> **TAREFAS E EXERCÍCIOS**
a) Transcreva a parte do trecho de origem que começa em "Nesta operação, foram" e termina em "mulher, Monica Moura.".
b) Diga se cada afirmação abaixo está de acordo com o trecho de origem, respondendo sim ou não e citando literalmente as palavras do trecho que decidem a questão. (i) Os mandados de busca e apreensão da operação foram cumpridos em Curitiba. (ii) A Operação Pseudeia é a 80ª fase da Lava-Jato. (iii) Os prejuízos identificados até o momento somam R$ 5,3 milhões.

> **TRECHO DE ORIGEM**
PF desfecha a última ação da Lava-Jato
A Polícia Federal deflagrou, ontem, a Operação Pseudeia, 80ª fase da Operação Lava-Jato e a primeira após o fim da força-tarefa de Curitiba. A equipe de procuradores foi dissolvida e passou a integrar o Grupo de Atuação Especial de Combate ao Crime Organizado (Gaeco). Os pedidos de busca e apreensão foram enviados à 13ª Vara Federal de Curitiba, no fim de janeiro, antes do anúncio oficial do fim do grupo, que vinha sofrendo reveses havia meses.
Nesta operação, foram cumpridos cinco mandados de busca e apreensão em São Paulo. Também foi autorizado o bloqueio e o sequestro de valores até o limite dos prejuízos identificados, que, por enquanto, estão em R$ 5,3 milhões. O caso é desdobramento da Operação Acarajé, 23ª fase da Lava-Jato de Curitiba, que, em 2016, prendeu o marqueteiro João Santana — responsável pelas campanhas presidenciais do PT em 2006, 2010 e 2014 — e sua mulher, Monica Moura.

> **LINHAS**
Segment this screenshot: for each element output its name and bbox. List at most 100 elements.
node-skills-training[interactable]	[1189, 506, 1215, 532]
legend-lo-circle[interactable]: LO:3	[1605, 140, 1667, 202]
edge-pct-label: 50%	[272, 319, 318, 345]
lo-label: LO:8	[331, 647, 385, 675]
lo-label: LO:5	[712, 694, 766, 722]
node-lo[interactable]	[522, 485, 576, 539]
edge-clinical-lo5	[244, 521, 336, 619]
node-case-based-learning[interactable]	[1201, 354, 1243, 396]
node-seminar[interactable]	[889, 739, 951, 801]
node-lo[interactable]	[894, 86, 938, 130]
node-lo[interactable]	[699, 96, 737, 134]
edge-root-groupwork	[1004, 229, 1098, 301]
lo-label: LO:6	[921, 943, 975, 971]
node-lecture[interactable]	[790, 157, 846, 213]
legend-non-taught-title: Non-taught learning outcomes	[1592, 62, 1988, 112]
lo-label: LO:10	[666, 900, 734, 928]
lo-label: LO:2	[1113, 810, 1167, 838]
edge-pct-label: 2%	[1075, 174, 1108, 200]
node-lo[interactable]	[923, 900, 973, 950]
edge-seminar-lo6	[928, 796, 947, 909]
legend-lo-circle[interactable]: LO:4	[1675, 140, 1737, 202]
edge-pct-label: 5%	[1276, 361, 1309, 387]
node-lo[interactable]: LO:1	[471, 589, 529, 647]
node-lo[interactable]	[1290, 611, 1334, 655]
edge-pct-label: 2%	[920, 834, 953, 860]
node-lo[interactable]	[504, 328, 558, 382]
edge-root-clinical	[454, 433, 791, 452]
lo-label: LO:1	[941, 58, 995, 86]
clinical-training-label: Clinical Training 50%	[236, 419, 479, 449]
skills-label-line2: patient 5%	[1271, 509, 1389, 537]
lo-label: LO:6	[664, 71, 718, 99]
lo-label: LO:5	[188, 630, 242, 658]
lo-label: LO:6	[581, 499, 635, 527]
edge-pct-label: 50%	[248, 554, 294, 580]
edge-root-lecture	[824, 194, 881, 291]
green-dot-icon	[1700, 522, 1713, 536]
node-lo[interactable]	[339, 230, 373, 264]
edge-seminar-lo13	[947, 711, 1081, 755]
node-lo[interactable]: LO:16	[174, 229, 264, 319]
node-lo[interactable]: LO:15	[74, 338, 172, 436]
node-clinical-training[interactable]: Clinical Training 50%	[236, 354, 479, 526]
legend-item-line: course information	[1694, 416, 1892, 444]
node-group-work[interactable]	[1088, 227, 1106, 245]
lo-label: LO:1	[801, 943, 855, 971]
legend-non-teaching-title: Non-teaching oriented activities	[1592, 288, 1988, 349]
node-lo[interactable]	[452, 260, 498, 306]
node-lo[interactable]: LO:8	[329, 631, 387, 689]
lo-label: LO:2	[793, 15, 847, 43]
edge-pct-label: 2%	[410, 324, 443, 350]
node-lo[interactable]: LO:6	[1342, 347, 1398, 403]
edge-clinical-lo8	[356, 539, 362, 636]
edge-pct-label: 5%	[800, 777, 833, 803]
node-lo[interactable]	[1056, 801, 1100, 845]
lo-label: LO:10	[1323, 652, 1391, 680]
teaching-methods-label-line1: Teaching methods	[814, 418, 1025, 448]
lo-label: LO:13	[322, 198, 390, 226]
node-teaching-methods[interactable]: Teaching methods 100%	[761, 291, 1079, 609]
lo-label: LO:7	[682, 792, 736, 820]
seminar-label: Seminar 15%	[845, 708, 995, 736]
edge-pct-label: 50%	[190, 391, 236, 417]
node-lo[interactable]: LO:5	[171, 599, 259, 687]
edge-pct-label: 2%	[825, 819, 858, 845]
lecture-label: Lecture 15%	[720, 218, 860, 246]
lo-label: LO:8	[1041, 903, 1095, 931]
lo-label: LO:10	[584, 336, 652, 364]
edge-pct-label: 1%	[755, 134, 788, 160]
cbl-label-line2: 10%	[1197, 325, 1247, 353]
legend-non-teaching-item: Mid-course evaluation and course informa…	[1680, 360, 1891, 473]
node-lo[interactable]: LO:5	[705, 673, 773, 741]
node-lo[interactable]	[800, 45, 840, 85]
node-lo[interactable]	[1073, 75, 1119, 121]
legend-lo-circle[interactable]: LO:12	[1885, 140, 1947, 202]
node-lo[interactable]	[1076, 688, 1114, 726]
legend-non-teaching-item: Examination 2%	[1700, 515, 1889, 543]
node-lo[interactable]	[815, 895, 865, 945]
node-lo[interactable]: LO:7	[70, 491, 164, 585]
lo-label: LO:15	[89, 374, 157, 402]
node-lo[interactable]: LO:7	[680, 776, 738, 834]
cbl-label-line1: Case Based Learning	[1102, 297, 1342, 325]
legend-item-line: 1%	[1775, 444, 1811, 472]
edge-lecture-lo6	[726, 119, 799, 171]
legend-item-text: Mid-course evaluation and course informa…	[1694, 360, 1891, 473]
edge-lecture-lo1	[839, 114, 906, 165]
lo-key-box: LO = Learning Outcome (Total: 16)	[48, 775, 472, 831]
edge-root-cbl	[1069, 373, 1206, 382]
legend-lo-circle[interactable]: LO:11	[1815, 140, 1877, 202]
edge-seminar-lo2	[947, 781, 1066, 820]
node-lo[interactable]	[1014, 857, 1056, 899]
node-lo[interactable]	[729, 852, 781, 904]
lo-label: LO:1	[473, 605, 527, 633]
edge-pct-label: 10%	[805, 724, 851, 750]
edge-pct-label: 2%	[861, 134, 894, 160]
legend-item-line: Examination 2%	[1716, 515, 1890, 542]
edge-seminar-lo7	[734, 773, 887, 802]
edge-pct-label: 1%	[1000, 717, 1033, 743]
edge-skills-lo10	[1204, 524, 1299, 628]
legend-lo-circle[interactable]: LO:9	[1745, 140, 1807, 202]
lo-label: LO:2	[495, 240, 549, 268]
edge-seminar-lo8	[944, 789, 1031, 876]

> **RESPOSTAS ESPERADAS**
a)
Nesta operação, foram cumpridos cinco mandados de busca e apreensão em São Paulo. Também foi autorizado o bloqueio e o sequestro de valores até o limite dos prejuízos identificados, que, por enquanto, estão em R$ 5,3 milhões. O caso é desdobramento da Operação Acarajé, 23ª fase da Lava-Jato de Curitiba, que, em 2016, prendeu o marqueteiro João Santana — responsável pelas campanhas presidenciais do PT em 2006, 2010 e 2014 — e sua mulher, Monica Moura.

b)
(i) Não: "foram cumpridos cinco mandados de busca e apreensão em São Paulo".
(ii) Sim: "a Operação Pseudeia, 80ª fase da Operação Lava-Jato".
(iii) Sim: "que, por enquanto, estão em R$ 5,3 milhões".